_TASK DIRECTIONS:_
Gather every line of the entries that includes the word "grid".

::: DATA SHOWN

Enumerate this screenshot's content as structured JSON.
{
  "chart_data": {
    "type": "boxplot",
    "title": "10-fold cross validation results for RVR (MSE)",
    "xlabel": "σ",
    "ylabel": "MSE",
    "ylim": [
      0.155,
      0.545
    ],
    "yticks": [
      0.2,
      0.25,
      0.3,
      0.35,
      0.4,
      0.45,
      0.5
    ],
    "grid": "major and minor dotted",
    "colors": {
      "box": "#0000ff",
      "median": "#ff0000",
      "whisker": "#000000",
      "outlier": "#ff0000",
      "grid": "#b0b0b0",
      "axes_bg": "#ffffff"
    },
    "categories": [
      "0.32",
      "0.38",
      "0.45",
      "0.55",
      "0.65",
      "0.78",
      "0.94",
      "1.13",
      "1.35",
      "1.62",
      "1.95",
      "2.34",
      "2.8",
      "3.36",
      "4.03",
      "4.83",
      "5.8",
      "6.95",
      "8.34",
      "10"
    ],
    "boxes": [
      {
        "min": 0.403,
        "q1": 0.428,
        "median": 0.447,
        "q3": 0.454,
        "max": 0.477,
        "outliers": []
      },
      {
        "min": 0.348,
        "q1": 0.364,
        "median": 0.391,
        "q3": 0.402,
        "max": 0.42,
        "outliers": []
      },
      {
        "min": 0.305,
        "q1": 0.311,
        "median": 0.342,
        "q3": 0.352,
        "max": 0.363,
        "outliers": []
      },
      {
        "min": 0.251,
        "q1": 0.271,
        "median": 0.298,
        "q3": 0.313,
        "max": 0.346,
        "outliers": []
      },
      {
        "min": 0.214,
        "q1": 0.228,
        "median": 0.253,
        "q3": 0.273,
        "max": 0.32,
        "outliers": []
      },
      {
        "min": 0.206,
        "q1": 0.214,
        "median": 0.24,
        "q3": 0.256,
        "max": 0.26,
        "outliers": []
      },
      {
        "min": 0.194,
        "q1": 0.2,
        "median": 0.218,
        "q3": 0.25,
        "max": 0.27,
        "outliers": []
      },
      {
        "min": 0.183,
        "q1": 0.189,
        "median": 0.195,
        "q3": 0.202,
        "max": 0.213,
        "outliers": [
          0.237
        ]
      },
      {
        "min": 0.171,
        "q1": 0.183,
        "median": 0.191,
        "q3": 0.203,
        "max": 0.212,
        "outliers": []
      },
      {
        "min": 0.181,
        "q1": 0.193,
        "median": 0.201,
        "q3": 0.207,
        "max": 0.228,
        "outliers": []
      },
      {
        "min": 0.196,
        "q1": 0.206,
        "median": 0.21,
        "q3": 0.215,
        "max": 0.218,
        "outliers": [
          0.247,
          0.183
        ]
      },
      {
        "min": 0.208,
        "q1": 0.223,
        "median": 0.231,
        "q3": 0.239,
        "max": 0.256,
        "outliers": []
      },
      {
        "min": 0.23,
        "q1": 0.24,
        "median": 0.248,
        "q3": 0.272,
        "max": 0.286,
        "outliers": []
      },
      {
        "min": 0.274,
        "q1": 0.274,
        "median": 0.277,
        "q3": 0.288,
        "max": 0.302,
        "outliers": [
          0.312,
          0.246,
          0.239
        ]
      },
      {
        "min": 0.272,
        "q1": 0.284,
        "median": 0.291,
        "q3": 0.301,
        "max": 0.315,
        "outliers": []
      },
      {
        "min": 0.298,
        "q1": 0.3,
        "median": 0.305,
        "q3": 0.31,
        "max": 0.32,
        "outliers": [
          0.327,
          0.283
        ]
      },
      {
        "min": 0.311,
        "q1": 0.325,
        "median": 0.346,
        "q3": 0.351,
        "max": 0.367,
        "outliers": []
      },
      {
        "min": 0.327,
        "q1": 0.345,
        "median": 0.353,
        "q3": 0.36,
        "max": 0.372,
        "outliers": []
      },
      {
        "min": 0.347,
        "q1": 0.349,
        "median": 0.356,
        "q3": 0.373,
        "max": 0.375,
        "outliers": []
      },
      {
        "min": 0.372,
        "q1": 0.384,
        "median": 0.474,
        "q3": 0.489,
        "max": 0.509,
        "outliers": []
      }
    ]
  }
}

::::::

_COMPLETE RESPONSE:_
    "grid": "major and minor dotted",
      "grid": "#b0b0b0",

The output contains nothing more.